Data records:
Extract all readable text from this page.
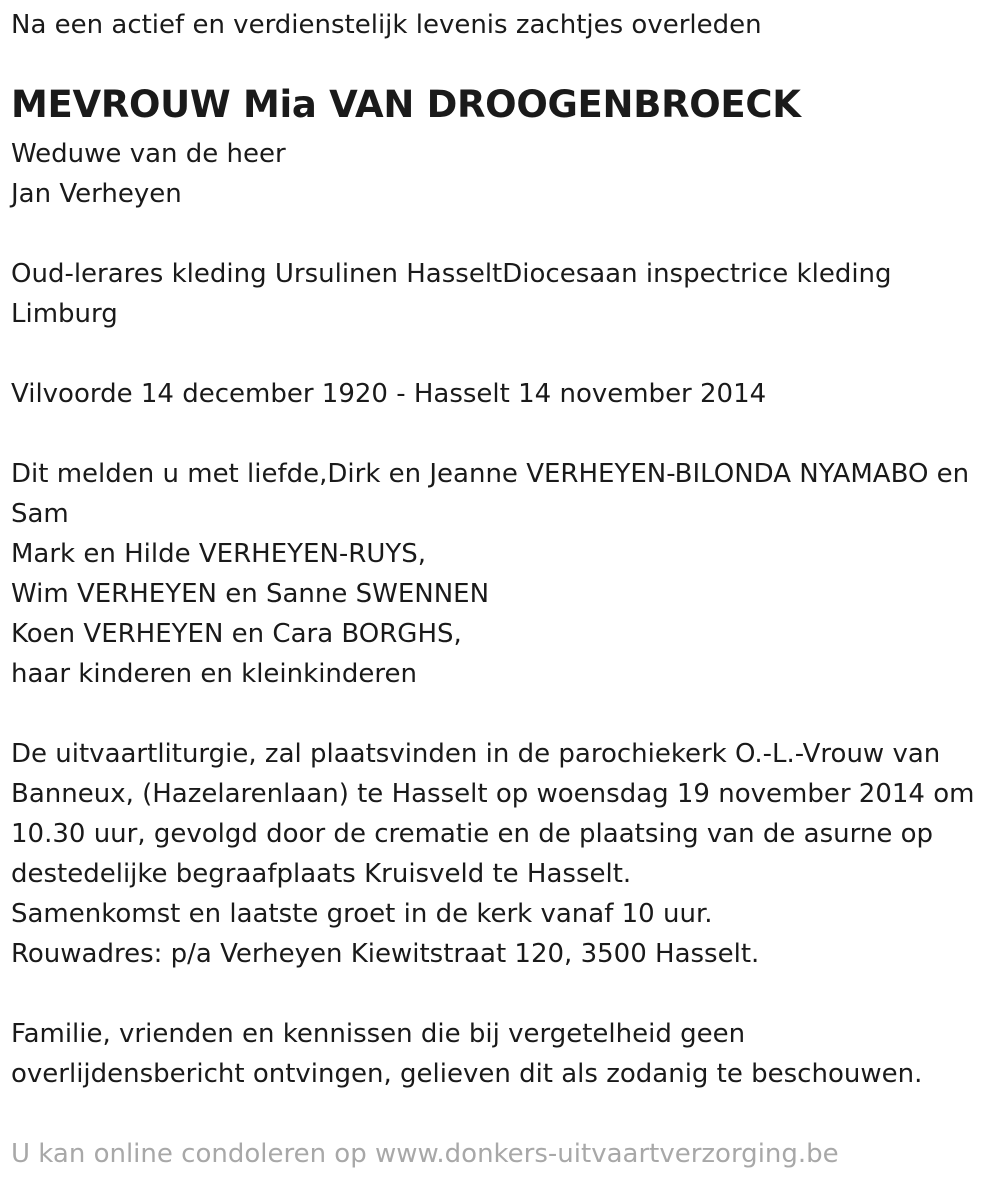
Na een actief en verdienstelijk levenis zachtjes overleden
MEVROUW Mia VAN DROOGENBROECK
Weduwe van de heer
Jan Verheyen
Oud-lerares kleding Ursulinen HasseltDiocesaan inspectrice kleding
Limburg
Vilvoorde 14 december 1920 - Hasselt 14 november 2014
Dit melden u met liefde,Dirk en Jeanne VERHEYEN-BILONDA NYAMABO en
Sam
Mark en Hilde VERHEYEN-RUYS,
Wim VERHEYEN en Sanne SWENNEN
Koen VERHEYEN en Cara BORGHS,
haar kinderen en kleinkinderen
De uitvaartliturgie, zal plaatsvinden in de parochiekerk O.-L.-Vrouw van
Banneux, (Hazelarenlaan) te Hasselt op woensdag 19 november 2014 om
10.30 uur, gevolgd door de crematie en de plaatsing van de asurne op
destedelijke begraafplaats Kruisveld te Hasselt.
Samenkomst en laatste groet in de kerk vanaf 10 uur.
Rouwadres: p/a Verheyen Kiewitstraat 120, 3500 Hasselt.
Familie, vrienden en kennissen die bij vergetelheid geen
overlijdensbericht ontvingen, gelieven dit als zodanig te beschouwen.
U kan online condoleren op www.donkers-uitvaartverzorging.be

- _Exercise goal_
Could you reproduce every record above exactly, leaving out the pictures?

- _Written answer_
Extract all readable text from this page.
Na een actief en verdienstelijk levenis zachtjes overleden
MEVROUW Mia VAN DROOGENBROECK
Weduwe van de heer
Jan Verheyen
Oud-lerares kleding Ursulinen HasseltDiocesaan inspectrice kleding
Limburg
Vilvoorde 14 december 1920 - Hasselt 14 november 2014
Dit melden u met liefde,Dirk en Jeanne VERHEYEN-BILONDA NYAMABO en
Sam
Mark en Hilde VERHEYEN-RUYS,
Wim VERHEYEN en Sanne SWENNEN
Koen VERHEYEN en Cara BORGHS,
haar kinderen en kleinkinderen
De uitvaartliturgie, zal plaatsvinden in de parochiekerk O.-L.-Vrouw van
Banneux, (Hazelarenlaan) te Hasselt op woensdag 19 november 2014 om
10.30 uur, gevolgd door de crematie en de plaatsing van de asurne op
destedelijke begraafplaats Kruisveld te Hasselt.
Samenkomst en laatste groet in de kerk vanaf 10 uur.
Rouwadres: p/a Verheyen Kiewitstraat 120, 3500 Hasselt.
Familie, vrienden en kennissen die bij vergetelheid geen
overlijdensbericht ontvingen, gelieven dit als zodanig te beschouwen.
U kan online condoleren op www.donkers-uitvaartverzorging.be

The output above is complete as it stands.